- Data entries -
■ ■ ■ ■

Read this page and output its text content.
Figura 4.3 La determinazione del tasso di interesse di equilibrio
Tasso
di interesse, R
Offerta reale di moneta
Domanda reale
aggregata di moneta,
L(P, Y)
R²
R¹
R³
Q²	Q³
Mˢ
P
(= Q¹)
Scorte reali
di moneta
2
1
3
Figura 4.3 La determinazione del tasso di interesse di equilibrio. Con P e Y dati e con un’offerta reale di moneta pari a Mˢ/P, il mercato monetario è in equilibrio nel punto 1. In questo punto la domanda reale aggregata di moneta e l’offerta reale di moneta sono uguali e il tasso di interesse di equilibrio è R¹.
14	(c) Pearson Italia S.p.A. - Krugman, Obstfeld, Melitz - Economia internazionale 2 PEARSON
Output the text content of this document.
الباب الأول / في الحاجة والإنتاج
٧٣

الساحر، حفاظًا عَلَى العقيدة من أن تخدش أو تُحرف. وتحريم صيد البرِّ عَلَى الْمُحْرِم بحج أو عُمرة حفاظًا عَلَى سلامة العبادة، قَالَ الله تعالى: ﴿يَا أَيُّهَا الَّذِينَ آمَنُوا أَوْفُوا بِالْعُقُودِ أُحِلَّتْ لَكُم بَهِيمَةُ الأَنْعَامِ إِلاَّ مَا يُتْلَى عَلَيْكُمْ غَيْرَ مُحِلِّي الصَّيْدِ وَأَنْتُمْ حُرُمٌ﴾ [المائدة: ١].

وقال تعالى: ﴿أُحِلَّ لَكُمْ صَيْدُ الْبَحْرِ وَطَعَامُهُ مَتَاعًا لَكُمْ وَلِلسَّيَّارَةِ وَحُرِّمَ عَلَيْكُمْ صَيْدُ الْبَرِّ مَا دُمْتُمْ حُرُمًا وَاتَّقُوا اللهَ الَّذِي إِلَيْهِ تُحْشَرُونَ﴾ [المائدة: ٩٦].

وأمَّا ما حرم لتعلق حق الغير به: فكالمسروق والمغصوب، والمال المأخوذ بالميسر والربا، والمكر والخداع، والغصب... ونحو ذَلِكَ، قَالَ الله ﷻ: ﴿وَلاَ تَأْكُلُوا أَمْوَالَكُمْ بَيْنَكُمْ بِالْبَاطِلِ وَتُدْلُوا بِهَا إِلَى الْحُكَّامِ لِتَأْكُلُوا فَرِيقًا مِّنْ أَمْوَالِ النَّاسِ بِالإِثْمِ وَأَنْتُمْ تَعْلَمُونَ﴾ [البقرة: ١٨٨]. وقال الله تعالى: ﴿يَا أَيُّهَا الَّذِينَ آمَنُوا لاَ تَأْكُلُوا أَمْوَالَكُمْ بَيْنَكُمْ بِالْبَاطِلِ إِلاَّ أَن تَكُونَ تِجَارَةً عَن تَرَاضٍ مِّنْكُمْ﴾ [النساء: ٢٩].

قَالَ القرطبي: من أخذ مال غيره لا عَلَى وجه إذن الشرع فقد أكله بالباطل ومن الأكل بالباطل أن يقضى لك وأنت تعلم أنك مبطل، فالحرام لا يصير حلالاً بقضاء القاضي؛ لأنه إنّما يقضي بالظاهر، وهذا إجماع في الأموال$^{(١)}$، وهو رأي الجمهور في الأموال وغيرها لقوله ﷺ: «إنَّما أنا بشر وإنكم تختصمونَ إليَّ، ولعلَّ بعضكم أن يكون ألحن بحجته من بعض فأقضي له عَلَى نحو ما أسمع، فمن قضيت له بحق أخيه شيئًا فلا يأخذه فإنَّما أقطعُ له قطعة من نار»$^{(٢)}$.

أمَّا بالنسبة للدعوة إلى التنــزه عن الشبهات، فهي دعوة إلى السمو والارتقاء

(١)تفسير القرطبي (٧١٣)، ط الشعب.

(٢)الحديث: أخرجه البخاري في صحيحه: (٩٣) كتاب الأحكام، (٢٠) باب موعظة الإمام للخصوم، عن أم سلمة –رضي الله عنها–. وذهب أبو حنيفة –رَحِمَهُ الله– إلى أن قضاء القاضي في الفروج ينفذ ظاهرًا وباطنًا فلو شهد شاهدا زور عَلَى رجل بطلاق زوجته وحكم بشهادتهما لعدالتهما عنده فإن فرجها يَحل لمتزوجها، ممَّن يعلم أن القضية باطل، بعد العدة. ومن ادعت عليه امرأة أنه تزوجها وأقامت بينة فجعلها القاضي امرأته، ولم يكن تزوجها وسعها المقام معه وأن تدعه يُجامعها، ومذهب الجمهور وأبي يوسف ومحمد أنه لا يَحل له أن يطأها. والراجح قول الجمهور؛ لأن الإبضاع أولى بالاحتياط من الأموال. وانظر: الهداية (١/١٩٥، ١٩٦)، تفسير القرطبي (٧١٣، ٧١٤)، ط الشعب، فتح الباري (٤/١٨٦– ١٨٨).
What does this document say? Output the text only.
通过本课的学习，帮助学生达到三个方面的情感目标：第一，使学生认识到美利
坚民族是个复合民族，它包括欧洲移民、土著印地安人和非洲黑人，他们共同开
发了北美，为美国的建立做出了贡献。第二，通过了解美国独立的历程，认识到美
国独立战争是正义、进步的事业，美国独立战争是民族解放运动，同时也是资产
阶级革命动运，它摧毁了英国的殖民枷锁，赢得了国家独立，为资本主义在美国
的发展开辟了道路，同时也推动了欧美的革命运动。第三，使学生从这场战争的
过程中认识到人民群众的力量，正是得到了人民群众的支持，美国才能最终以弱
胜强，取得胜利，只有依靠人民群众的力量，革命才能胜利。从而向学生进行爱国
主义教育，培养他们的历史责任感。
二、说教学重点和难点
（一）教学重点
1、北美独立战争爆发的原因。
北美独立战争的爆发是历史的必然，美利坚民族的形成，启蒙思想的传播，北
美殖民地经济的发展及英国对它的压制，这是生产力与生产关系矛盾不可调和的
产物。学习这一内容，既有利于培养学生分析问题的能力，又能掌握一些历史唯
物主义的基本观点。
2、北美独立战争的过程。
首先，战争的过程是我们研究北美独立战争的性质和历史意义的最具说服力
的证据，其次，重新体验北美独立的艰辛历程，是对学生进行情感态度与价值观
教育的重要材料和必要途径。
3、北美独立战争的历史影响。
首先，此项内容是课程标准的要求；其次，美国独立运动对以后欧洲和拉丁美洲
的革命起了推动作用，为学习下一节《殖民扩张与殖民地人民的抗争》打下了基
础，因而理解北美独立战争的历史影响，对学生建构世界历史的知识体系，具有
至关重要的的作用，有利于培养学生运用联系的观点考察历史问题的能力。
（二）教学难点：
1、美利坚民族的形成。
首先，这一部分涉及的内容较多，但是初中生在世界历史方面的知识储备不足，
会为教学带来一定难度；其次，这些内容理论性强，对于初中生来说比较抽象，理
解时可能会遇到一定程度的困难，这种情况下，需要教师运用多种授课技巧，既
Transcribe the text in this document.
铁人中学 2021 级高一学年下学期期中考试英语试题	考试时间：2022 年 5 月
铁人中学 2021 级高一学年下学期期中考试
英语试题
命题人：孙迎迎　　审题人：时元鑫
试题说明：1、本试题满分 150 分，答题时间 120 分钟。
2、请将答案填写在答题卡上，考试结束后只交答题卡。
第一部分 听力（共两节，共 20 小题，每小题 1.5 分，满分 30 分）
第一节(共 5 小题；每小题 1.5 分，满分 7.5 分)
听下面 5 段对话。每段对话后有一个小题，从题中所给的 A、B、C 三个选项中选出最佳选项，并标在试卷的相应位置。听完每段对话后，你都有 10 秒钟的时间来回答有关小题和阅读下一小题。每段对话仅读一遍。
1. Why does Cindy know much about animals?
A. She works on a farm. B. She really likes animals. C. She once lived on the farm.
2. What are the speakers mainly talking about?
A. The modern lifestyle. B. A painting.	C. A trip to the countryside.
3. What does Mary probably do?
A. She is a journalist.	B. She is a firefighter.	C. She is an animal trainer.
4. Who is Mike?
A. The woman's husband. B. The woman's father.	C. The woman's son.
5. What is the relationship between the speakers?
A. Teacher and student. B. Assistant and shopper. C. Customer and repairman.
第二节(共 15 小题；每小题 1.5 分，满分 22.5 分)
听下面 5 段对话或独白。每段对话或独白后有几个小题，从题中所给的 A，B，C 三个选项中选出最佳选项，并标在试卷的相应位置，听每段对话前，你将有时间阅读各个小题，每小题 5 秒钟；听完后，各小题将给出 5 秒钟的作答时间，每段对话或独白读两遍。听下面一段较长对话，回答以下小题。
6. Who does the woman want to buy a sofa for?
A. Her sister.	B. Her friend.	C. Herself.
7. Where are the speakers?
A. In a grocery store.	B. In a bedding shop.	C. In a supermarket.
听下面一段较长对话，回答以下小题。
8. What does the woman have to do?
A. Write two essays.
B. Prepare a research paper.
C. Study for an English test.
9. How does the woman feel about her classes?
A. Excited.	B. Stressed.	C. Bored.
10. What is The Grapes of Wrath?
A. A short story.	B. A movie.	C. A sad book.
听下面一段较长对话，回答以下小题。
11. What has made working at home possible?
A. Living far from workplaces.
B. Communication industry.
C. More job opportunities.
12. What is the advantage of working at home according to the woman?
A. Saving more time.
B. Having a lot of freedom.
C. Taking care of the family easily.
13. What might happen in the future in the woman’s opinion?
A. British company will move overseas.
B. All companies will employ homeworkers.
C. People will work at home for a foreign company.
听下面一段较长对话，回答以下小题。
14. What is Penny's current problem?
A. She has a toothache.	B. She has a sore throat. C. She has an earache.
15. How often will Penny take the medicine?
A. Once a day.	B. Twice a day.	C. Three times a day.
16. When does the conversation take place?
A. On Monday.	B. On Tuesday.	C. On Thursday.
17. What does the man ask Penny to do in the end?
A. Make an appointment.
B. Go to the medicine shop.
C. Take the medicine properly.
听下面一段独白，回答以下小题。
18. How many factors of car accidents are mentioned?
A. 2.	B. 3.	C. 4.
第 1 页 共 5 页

■ ■ ■ ■

- Exercise task -
Within the listing above, copy each line that has the string "铁人中学".

- Problem solution -
铁人中学 2021 级高一学年下学期期中考试英语试题	考试时间：2022 年 5 月
铁人中学 2021 级高一学年下学期期中考试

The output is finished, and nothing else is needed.